>> Start

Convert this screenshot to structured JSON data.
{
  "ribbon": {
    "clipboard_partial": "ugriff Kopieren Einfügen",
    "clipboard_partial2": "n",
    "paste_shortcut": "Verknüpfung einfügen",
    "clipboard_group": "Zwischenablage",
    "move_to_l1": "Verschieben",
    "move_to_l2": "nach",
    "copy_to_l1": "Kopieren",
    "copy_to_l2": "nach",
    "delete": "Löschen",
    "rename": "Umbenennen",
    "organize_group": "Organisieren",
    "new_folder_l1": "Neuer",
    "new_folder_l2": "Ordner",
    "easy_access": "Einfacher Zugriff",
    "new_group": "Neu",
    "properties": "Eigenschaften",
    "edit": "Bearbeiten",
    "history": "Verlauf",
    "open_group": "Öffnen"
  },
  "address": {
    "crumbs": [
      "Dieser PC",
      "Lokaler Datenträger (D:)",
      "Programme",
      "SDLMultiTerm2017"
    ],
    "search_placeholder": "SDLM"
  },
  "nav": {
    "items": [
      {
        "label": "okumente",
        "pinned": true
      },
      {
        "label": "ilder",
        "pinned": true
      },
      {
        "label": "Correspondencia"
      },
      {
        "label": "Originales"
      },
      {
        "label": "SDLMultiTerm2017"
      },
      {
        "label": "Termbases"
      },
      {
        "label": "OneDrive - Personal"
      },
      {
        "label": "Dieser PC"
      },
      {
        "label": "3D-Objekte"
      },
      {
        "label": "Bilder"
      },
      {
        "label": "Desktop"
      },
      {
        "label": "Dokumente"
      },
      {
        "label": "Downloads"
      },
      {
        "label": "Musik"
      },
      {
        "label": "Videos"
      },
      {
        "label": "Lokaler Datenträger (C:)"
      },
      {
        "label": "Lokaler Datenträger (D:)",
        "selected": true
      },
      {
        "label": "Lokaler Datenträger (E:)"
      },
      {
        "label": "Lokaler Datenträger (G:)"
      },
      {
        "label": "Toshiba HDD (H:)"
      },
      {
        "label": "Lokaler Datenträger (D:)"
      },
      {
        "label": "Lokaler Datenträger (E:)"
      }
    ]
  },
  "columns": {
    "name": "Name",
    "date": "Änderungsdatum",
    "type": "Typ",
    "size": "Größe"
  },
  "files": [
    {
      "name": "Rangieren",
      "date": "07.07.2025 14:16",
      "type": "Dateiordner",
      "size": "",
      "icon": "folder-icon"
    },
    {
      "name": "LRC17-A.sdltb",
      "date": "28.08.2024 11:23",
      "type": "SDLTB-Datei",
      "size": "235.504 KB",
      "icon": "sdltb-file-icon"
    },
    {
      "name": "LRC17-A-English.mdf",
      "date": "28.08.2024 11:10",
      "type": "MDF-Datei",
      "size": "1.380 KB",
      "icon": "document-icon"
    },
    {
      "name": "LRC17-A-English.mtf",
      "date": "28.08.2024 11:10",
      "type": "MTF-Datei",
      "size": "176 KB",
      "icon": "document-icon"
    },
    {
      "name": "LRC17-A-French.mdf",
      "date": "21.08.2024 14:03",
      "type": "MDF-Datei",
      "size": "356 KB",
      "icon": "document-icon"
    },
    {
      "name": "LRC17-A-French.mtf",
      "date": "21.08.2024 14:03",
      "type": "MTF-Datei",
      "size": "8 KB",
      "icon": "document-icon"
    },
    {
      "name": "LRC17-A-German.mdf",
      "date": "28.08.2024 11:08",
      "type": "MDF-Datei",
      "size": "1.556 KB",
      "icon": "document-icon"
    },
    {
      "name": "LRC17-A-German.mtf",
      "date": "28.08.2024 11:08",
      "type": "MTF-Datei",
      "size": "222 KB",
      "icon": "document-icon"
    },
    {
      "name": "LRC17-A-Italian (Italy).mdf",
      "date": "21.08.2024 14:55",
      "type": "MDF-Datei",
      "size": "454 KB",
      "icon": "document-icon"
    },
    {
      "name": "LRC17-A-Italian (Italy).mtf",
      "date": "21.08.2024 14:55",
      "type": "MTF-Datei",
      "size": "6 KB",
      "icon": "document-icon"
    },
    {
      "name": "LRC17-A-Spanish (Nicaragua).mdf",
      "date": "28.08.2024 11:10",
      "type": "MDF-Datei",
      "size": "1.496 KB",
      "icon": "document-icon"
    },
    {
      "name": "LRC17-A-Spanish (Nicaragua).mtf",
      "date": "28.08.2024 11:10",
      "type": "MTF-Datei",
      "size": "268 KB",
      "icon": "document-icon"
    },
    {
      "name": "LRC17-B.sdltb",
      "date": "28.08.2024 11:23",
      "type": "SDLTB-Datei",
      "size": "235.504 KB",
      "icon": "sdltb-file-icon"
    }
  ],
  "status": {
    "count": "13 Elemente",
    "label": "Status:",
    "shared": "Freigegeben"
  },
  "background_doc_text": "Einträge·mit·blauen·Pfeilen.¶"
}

>> End

Exercise —
All of the material above needs to be retyped word for word.

Task solution —
Convert this screenshot to structured JSON data.
{
  "ribbon": {
    "clipboard_partial": "ugriff Kopieren Einfügen",
    "clipboard_partial2": "n",
    "paste_shortcut": "Verknüpfung einfügen",
    "clipboard_group": "Zwischenablage",
    "move_to_l1": "Verschieben",
    "move_to_l2": "nach",
    "copy_to_l1": "Kopieren",
    "copy_to_l2": "nach",
    "delete": "Löschen",
    "rename": "Umbenennen",
    "organize_group": "Organisieren",
    "new_folder_l1": "Neuer",
    "new_folder_l2": "Ordner",
    "easy_access": "Einfacher Zugriff",
    "new_group": "Neu",
    "properties": "Eigenschaften",
    "edit": "Bearbeiten",
    "history": "Verlauf",
    "open_group": "Öffnen"
  },
  "address": {
    "crumbs": [
      "Dieser PC",
      "Lokaler Datenträger (D:)",
      "Programme",
      "SDLMultiTerm2017"
    ],
    "search_placeholder": "SDLM"
  },
  "nav": {
    "items": [
      {
        "label": "okumente",
        "pinned": true
      },
      {
        "label": "ilder",
        "pinned": true
      },
      {
        "label": "Correspondencia"
      },
      {
        "label": "Originales"
      },
      {
        "label": "SDLMultiTerm2017"
      },
      {
        "label": "Termbases"
      },
      {
        "label": "OneDrive - Personal"
      },
      {
        "label": "Dieser PC"
      },
      {
        "label": "3D-Objekte"
      },
      {
        "label": "Bilder"
      },
      {
        "label": "Desktop"
      },
      {
        "label": "Dokumente"
      },
      {
        "label": "Downloads"
      },
      {
        "label": "Musik"
      },
      {
        "label": "Videos"
      },
      {
        "label": "Lokaler Datenträger (C:)"
      },
      {
        "label": "Lokaler Datenträger (D:)",
        "selected": true
      },
      {
        "label": "Lokaler Datenträger (E:)"
      },
      {
        "label": "Lokaler Datenträger (G:)"
      },
      {
        "label": "Toshiba HDD (H:)"
      },
      {
        "label": "Lokaler Datenträger (D:)"
      },
      {
        "label": "Lokaler Datenträger (E:)"
      }
    ]
  },
  "columns": {
    "name": "Name",
    "date": "Änderungsdatum",
    "type": "Typ",
    "size": "Größe"
  },
  "files": [
    {
      "name": "Rangieren",
      "date": "07.07.2025 14:16",
      "type": "Dateiordner",
      "size": "",
      "icon": "folder-icon"
    },
    {
      "name": "LRC17-A.sdltb",
      "date": "28.08.2024 11:23",
      "type": "SDLTB-Datei",
      "size": "235.504 KB",
      "icon": "sdltb-file-icon"
    },
    {
      "name": "LRC17-A-English.mdf",
      "date": "28.08.2024 11:10",
      "type": "MDF-Datei",
      "size": "1.380 KB",
      "icon": "document-icon"
    },
    {
      "name": "LRC17-A-English.mtf",
      "date": "28.08.2024 11:10",
      "type": "MTF-Datei",
      "size": "176 KB",
      "icon": "document-icon"
    },
    {
      "name": "LRC17-A-French.mdf",
      "date": "21.08.2024 14:03",
      "type": "MDF-Datei",
      "size": "356 KB",
      "icon": "document-icon"
    },
    {
      "name": "LRC17-A-French.mtf",
      "date": "21.08.2024 14:03",
      "type": "MTF-Datei",
      "size": "8 KB",
      "icon": "document-icon"
    },
    {
      "name": "LRC17-A-German.mdf",
      "date": "28.08.2024 11:08",
      "type": "MDF-Datei",
      "size": "1.556 KB",
      "icon": "document-icon"
    },
    {
      "name": "LRC17-A-German.mtf",
      "date": "28.08.2024 11:08",
      "type": "MTF-Datei",
      "size": "222 KB",
      "icon": "document-icon"
    },
    {
      "name": "LRC17-A-Italian (Italy).mdf",
      "date": "21.08.2024 14:55",
      "type": "MDF-Datei",
      "size": "454 KB",
      "icon": "document-icon"
    },
    {
      "name": "LRC17-A-Italian (Italy).mtf",
      "date": "21.08.2024 14:55",
      "type": "MTF-Datei",
      "size": "6 KB",
      "icon": "document-icon"
    },
    {
      "name": "LRC17-A-Spanish (Nicaragua).mdf",
      "date": "28.08.2024 11:10",
      "type": "MDF-Datei",
      "size": "1.496 KB",
      "icon": "document-icon"
    },
    {
      "name": "LRC17-A-Spanish (Nicaragua).mtf",
      "date": "28.08.2024 11:10",
      "type": "MTF-Datei",
      "size": "268 KB",
      "icon": "document-icon"
    },
    {
      "name": "LRC17-B.sdltb",
      "date": "28.08.2024 11:23",
      "type": "SDLTB-Datei",
      "size": "235.504 KB",
      "icon": "sdltb-file-icon"
    }
  ],
  "status": {
    "count": "13 Elemente",
    "label": "Status:",
    "shared": "Freigegeben"
  },
  "background_doc_text": "Einträge·mit·blauen·Pfeilen.¶"
}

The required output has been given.